**Data records**
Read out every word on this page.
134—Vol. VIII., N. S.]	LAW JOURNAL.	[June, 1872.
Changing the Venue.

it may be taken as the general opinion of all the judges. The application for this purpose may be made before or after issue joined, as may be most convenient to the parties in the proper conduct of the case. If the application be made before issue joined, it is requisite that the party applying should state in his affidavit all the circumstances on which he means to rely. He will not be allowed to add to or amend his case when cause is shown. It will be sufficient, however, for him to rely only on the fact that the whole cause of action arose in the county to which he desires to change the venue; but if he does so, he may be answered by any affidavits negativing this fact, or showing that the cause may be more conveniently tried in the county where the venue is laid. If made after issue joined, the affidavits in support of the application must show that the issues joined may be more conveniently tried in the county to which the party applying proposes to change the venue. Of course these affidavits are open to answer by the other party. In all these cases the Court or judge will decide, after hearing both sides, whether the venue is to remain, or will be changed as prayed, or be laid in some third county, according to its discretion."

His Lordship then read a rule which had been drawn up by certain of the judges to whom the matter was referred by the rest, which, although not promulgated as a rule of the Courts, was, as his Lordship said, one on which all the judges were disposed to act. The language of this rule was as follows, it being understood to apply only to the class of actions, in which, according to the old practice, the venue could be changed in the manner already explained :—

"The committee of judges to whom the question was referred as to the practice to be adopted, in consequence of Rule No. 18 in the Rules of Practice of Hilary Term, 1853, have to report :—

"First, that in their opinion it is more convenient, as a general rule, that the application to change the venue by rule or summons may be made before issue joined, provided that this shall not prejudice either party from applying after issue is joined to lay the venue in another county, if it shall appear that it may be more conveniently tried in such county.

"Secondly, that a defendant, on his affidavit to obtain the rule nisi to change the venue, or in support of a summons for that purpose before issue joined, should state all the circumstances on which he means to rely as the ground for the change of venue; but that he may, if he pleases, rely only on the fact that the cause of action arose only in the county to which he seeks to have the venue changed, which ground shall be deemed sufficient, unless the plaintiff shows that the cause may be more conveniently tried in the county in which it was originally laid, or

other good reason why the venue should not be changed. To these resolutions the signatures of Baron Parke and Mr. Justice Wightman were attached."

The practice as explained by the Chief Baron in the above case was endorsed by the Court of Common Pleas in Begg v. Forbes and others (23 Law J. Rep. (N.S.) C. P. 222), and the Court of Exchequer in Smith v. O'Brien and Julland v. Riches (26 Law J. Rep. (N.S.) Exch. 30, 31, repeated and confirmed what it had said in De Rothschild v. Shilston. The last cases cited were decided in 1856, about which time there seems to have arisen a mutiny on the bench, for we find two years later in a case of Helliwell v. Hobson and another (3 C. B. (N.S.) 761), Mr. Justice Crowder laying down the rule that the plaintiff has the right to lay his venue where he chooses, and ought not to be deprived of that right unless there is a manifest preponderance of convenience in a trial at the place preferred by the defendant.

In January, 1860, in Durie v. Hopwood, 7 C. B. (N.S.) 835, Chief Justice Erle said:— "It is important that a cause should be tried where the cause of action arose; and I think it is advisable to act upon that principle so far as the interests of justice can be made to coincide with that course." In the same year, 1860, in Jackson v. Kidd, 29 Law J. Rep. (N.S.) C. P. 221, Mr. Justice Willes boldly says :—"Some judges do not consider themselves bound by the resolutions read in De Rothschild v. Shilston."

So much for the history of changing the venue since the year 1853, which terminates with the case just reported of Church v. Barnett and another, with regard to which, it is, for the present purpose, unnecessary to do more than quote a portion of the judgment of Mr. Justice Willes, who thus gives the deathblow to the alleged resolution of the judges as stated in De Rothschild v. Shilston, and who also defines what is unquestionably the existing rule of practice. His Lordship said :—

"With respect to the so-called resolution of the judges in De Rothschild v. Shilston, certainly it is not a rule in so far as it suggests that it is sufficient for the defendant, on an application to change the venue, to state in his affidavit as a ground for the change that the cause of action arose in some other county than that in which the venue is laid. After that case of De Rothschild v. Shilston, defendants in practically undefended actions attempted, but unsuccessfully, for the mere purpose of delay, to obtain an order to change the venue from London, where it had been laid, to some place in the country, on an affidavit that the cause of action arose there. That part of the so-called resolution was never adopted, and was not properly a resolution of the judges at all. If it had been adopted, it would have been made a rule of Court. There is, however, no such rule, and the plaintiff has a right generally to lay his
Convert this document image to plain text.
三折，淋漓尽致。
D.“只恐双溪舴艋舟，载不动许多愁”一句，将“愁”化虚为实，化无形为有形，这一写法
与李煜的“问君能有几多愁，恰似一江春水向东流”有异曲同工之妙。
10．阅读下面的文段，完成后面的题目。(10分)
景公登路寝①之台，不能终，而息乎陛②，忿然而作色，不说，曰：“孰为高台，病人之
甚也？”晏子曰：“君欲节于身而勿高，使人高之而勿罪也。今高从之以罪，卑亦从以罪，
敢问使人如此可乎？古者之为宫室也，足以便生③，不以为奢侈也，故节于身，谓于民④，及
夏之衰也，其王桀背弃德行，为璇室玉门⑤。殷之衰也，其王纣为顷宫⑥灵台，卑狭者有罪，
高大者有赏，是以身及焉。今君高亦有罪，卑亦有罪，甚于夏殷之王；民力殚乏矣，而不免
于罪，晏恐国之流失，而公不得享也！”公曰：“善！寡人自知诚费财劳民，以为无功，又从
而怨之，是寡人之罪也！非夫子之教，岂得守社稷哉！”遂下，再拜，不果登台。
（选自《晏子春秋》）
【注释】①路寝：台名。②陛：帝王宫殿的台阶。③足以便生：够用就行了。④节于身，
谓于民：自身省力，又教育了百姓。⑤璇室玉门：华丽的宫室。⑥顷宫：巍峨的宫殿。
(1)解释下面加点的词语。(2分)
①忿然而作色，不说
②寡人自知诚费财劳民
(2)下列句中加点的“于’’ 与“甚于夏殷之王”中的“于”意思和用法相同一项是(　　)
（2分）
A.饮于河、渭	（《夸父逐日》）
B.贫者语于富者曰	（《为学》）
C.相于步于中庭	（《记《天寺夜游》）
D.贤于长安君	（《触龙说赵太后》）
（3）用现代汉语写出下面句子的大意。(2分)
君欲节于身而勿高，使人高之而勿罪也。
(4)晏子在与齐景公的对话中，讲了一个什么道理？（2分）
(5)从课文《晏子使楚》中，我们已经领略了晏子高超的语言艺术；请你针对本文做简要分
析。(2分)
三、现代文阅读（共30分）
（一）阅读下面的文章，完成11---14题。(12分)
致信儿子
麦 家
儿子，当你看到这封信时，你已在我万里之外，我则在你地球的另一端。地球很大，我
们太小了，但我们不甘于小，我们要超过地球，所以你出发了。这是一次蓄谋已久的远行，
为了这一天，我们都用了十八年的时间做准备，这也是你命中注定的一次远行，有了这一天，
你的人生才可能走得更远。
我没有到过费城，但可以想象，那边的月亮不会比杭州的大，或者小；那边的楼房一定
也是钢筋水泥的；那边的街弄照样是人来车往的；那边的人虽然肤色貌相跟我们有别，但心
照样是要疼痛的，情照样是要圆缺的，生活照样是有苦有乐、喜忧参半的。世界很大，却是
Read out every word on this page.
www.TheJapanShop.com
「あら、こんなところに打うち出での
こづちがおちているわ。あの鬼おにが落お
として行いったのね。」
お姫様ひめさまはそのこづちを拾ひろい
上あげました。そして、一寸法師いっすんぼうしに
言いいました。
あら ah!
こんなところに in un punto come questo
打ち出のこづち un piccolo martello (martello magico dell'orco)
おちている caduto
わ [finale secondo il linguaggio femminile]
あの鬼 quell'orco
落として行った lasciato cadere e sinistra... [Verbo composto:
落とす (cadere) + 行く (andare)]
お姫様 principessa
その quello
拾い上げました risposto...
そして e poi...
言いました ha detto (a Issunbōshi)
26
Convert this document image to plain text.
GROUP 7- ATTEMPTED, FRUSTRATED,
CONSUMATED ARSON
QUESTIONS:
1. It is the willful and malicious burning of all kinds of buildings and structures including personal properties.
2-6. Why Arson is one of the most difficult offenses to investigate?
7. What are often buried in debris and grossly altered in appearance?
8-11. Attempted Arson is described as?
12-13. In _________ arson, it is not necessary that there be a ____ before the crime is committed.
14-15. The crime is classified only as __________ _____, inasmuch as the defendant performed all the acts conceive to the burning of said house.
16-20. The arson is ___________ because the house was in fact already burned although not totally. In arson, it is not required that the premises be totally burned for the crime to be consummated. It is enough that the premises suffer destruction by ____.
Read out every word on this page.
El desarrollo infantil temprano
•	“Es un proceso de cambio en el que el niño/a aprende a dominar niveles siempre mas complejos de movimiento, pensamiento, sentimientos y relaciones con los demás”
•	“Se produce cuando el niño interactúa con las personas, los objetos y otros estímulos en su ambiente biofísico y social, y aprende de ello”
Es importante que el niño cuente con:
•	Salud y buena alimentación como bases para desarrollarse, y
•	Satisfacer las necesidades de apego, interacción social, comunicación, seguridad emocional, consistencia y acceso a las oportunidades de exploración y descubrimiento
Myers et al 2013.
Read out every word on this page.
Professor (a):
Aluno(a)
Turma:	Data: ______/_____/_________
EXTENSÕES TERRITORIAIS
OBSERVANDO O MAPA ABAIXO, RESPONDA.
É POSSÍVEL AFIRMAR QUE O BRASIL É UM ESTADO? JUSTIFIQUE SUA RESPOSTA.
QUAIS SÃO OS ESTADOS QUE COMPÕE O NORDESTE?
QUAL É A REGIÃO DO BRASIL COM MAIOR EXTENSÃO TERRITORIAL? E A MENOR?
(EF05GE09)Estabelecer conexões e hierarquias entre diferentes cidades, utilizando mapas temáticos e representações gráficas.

**What is needed**
Supply the count of lines in the entries that contain the word "niño", and nothing besides.

**Written response**
3